WHAT THE TASK ASKS » Keep the wording of each record exactly the same when you repeat it, and leave out pictures.

A run of records »
§

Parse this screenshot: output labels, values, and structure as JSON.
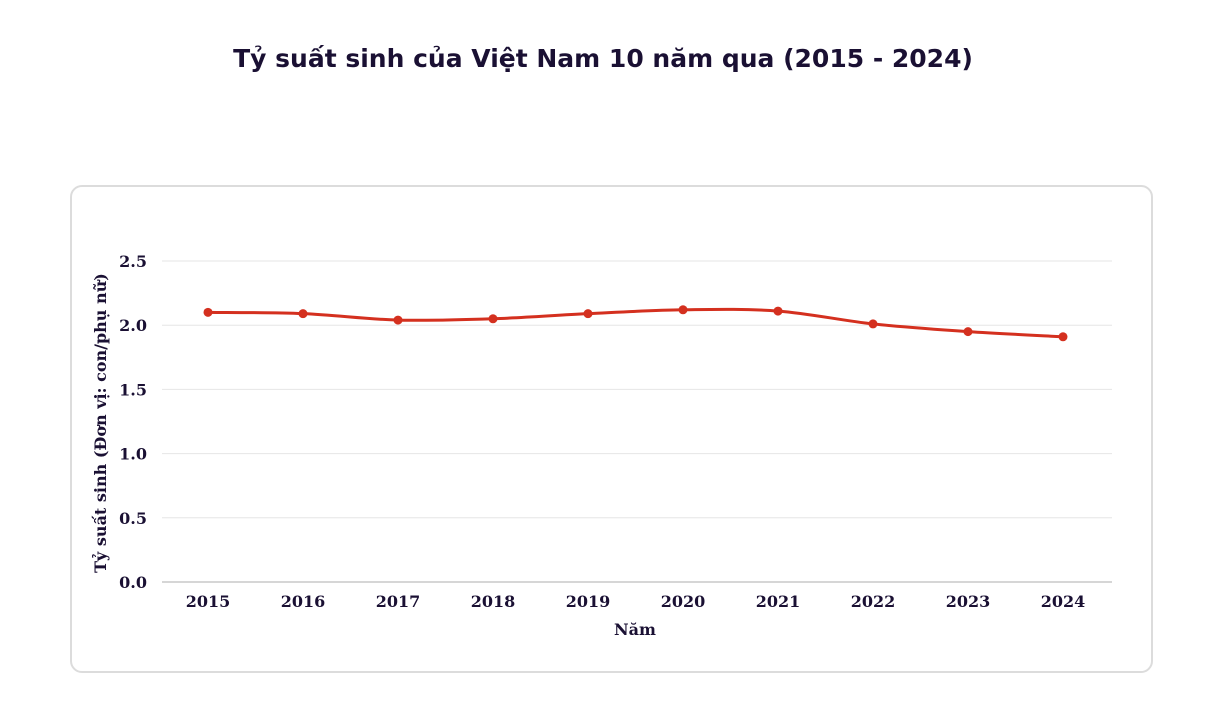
{
  "chart_data": {
    "type": "line",
    "title": "Tỷ suất sinh của Việt Nam 10 năm qua (2015 - 2024)",
    "xlabel": "Năm",
    "ylabel": "Tỷ suất sinh (Đơn vị: con/phụ nữ)",
    "x": [
      "2015",
      "2016",
      "2017",
      "2018",
      "2019",
      "2020",
      "2021",
      "2022",
      "2023",
      "2024"
    ],
    "series": [
      {
        "values": [
          2.1,
          2.09,
          2.04,
          2.05,
          2.09,
          2.12,
          2.11,
          2.01,
          1.95,
          1.91
        ]
      }
    ],
    "ylim": [
      0,
      2.5
    ],
    "yticks": [
      "0.0",
      "0.5",
      "1.0",
      "1.5",
      "2.0",
      "2.5"
    ],
    "grid": true,
    "legend": "none",
    "colors": {
      "line": "#d4301f",
      "grid": "#e6e6e6",
      "axis": "#c8c8c8",
      "text": "#1a1033"
    }
  }
}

§

COMPLETE RESPONSE »
Parse this screenshot: output labels, values, and structure as JSON.
{
  "chart_data": {
    "type": "line",
    "title": "Tỷ suất sinh của Việt Nam 10 năm qua (2015 - 2024)",
    "xlabel": "Năm",
    "ylabel": "Tỷ suất sinh (Đơn vị: con/phụ nữ)",
    "x": [
      "2015",
      "2016",
      "2017",
      "2018",
      "2019",
      "2020",
      "2021",
      "2022",
      "2023",
      "2024"
    ],
    "series": [
      {
        "values": [
          2.1,
          2.09,
          2.04,
          2.05,
          2.09,
          2.12,
          2.11,
          2.01,
          1.95,
          1.91
        ]
      }
    ],
    "ylim": [
      0,
      2.5
    ],
    "yticks": [
      "0.0",
      "0.5",
      "1.0",
      "1.5",
      "2.0",
      "2.5"
    ],
    "grid": true,
    "legend": "none",
    "colors": {
      "line": "#d4301f",
      "grid": "#e6e6e6",
      "axis": "#c8c8c8",
      "text": "#1a1033"
    }
  }
}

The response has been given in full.